Pull out every line below that holds the word "civil".

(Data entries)

===============

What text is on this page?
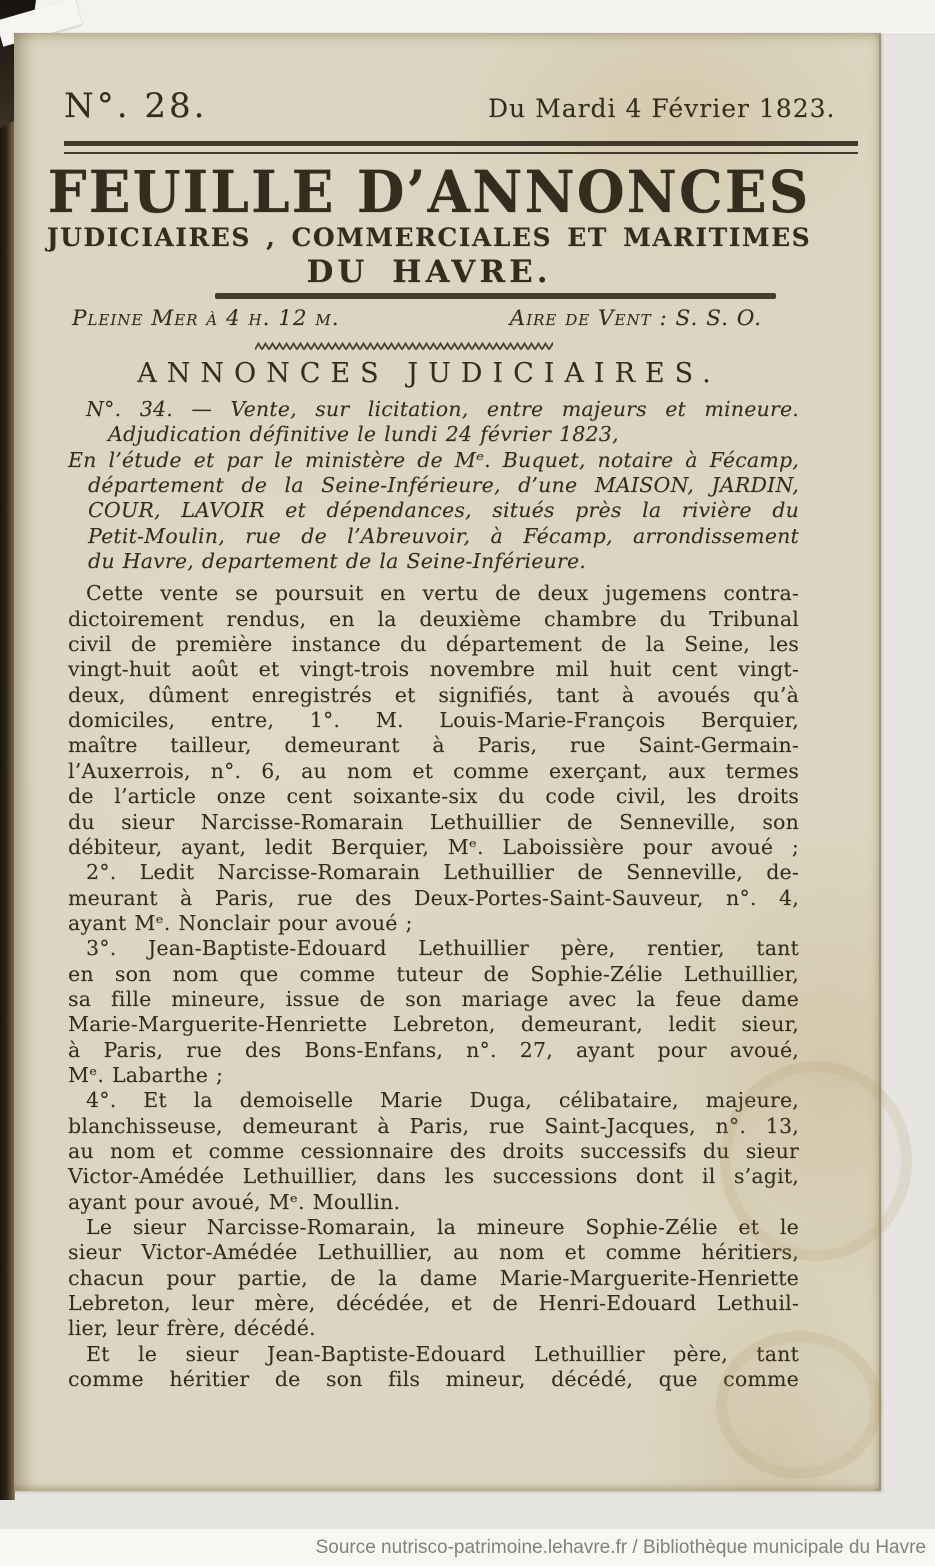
N°. 28.	Du Mardi 4 Février 1823.
FEUILLE D’ANNONCES
JUDICIAIRES , COMMERCIALES ET MARITIMES
DU HAVRE.
Pleine Mer à 4 h. 12 m.	Aire de Vent : S. S. O.
ANNONCES JUDICIAIRES.
N°. 34. — Vente, sur licitation, entre majeurs et mineure.
Adjudication définitive le lundi 24 février 1823,
En l’étude et par le ministère de Mᵉ. Buquet, notaire à Fécamp,
département de la Seine-Inférieure, d’une MAISON, JARDIN,
COUR, LAVOIR et dépendances, situés près la rivière du
Petit-Moulin, rue de l’Abreuvoir, à Fécamp, arrondissement
du Havre, departement de la Seine-Inférieure.
Cette vente se poursuit en vertu de deux jugemens contra-
dictoirement rendus, en la deuxième chambre du Tribunal
civil de première instance du département de la Seine, les
vingt-huit août et vingt-trois novembre mil huit cent vingt-
deux, dûment enregistrés et signifiés, tant à avoués qu’à
domiciles, entre, 1°. M. Louis-Marie-François Berquier,
maître tailleur, demeurant à Paris, rue Saint-Germain-
l’Auxerrois, n°. 6, au nom et comme exerçant, aux termes
de l’article onze cent soixante-six du code civil, les droits
du sieur Narcisse-Romarain Lethuillier de Senneville, son
débiteur, ayant, ledit Berquier, Mᵉ. Laboissière pour avoué ;
2°. Ledit Narcisse-Romarain Lethuillier de Senneville, de-
meurant à Paris, rue des Deux-Portes-Saint-Sauveur, n°. 4,
ayant Mᵉ. Nonclair pour avoué ;
3°. Jean-Baptiste-Edouard Lethuillier père, rentier, tant
en son nom que comme tuteur de Sophie-Zélie Lethuillier,
sa fille mineure, issue de son mariage avec la feue dame
Marie-Marguerite-Henriette Lebreton, demeurant, ledit sieur,
à Paris, rue des Bons-Enfans, n°. 27, ayant pour avoué,
Mᵉ. Labarthe ;
4°. Et la demoiselle Marie Duga, célibataire, majeure,
blanchisseuse, demeurant à Paris, rue Saint-Jacques, n°. 13,
au nom et comme cessionnaire des droits successifs du sieur
Victor-Amédée Lethuillier, dans les successions dont il s’agit,
ayant pour avoué, Mᵉ. Moullin.
Le sieur Narcisse-Romarain, la mineure Sophie-Zélie et le
sieur Victor-Amédée Lethuillier, au nom et comme héritiers,
chacun pour partie, de la dame Marie-Marguerite-Henriette
Lebreton, leur mère, décédée, et de Henri-Edouard Lethuil-
lier, leur frère, décédé.
Et le sieur Jean-Baptiste-Edouard Lethuillier père, tant
comme héritier de son fils mineur, décédé, que comme
Source nutrisco-patrimoine.lehavre.fr / Bibliothèque municipale du Havre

===============

• **Written solution**
civil de première instance du département de la Seine, les
de l’article onze cent soixante-six du code civil, les droits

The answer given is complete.